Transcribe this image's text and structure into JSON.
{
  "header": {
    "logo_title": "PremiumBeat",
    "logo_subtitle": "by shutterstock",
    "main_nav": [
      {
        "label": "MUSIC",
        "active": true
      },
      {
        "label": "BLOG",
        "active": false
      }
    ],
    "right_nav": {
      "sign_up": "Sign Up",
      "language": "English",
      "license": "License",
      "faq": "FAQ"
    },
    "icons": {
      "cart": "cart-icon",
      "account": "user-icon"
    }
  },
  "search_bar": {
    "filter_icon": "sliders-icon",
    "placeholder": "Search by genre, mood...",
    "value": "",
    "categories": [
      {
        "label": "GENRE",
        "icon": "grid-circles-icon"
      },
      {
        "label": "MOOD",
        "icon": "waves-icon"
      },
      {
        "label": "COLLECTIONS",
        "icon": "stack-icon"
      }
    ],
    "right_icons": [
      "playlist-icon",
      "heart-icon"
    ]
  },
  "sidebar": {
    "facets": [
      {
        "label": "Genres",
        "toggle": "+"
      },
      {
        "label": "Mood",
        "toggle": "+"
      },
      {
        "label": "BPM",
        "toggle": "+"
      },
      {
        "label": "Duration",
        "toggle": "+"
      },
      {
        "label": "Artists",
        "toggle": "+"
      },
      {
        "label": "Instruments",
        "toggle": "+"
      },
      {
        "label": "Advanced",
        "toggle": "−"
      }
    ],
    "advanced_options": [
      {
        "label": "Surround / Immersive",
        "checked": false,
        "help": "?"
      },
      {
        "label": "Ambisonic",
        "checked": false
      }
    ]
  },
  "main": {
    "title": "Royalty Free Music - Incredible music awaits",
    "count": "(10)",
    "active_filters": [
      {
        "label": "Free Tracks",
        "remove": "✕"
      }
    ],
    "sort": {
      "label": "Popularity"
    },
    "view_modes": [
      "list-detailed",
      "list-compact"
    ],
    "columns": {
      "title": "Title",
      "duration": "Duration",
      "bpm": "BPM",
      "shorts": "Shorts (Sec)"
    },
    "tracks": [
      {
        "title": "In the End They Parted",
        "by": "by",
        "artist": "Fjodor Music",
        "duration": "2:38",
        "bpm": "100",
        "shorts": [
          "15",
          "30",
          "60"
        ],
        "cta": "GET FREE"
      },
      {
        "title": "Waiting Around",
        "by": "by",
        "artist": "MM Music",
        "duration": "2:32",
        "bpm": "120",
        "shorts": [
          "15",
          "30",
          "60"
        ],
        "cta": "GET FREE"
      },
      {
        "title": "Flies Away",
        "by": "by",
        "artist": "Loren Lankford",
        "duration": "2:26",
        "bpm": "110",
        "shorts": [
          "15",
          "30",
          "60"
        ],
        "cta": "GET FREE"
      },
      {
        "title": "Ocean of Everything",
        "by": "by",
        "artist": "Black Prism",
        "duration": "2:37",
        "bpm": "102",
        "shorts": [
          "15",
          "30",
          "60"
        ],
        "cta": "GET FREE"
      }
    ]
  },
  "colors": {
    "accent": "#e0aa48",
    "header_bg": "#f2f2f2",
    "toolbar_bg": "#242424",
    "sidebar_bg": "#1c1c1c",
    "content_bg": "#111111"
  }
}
________________
> Direction
Reproduce the listing above word for word.

> Answer
Transcribe this image's text and structure into JSON.
{
  "header": {
    "logo_title": "PremiumBeat",
    "logo_subtitle": "by shutterstock",
    "main_nav": [
      {
        "label": "MUSIC",
        "active": true
      },
      {
        "label": "BLOG",
        "active": false
      }
    ],
    "right_nav": {
      "sign_up": "Sign Up",
      "language": "English",
      "license": "License",
      "faq": "FAQ"
    },
    "icons": {
      "cart": "cart-icon",
      "account": "user-icon"
    }
  },
  "search_bar": {
    "filter_icon": "sliders-icon",
    "placeholder": "Search by genre, mood...",
    "value": "",
    "categories": [
      {
        "label": "GENRE",
        "icon": "grid-circles-icon"
      },
      {
        "label": "MOOD",
        "icon": "waves-icon"
      },
      {
        "label": "COLLECTIONS",
        "icon": "stack-icon"
      }
    ],
    "right_icons": [
      "playlist-icon",
      "heart-icon"
    ]
  },
  "sidebar": {
    "facets": [
      {
        "label": "Genres",
        "toggle": "+"
      },
      {
        "label": "Mood",
        "toggle": "+"
      },
      {
        "label": "BPM",
        "toggle": "+"
      },
      {
        "label": "Duration",
        "toggle": "+"
      },
      {
        "label": "Artists",
        "toggle": "+"
      },
      {
        "label": "Instruments",
        "toggle": "+"
      },
      {
        "label": "Advanced",
        "toggle": "−"
      }
    ],
    "advanced_options": [
      {
        "label": "Surround / Immersive",
        "checked": false,
        "help": "?"
      },
      {
        "label": "Ambisonic",
        "checked": false
      }
    ]
  },
  "main": {
    "title": "Royalty Free Music - Incredible music awaits",
    "count": "(10)",
    "active_filters": [
      {
        "label": "Free Tracks",
        "remove": "✕"
      }
    ],
    "sort": {
      "label": "Popularity"
    },
    "view_modes": [
      "list-detailed",
      "list-compact"
    ],
    "columns": {
      "title": "Title",
      "duration": "Duration",
      "bpm": "BPM",
      "shorts": "Shorts (Sec)"
    },
    "tracks": [
      {
        "title": "In the End They Parted",
        "by": "by",
        "artist": "Fjodor Music",
        "duration": "2:38",
        "bpm": "100",
        "shorts": [
          "15",
          "30",
          "60"
        ],
        "cta": "GET FREE"
      },
      {
        "title": "Waiting Around",
        "by": "by",
        "artist": "MM Music",
        "duration": "2:32",
        "bpm": "120",
        "shorts": [
          "15",
          "30",
          "60"
        ],
        "cta": "GET FREE"
      },
      {
        "title": "Flies Away",
        "by": "by",
        "artist": "Loren Lankford",
        "duration": "2:26",
        "bpm": "110",
        "shorts": [
          "15",
          "30",
          "60"
        ],
        "cta": "GET FREE"
      },
      {
        "title": "Ocean of Everything",
        "by": "by",
        "artist": "Black Prism",
        "duration": "2:37",
        "bpm": "102",
        "shorts": [
          "15",
          "30",
          "60"
        ],
        "cta": "GET FREE"
      }
    ]
  },
  "colors": {
    "accent": "#e0aa48",
    "header_bg": "#f2f2f2",
    "toolbar_bg": "#242424",
    "sidebar_bg": "#1c1c1c",
    "content_bg": "#111111"
  }
}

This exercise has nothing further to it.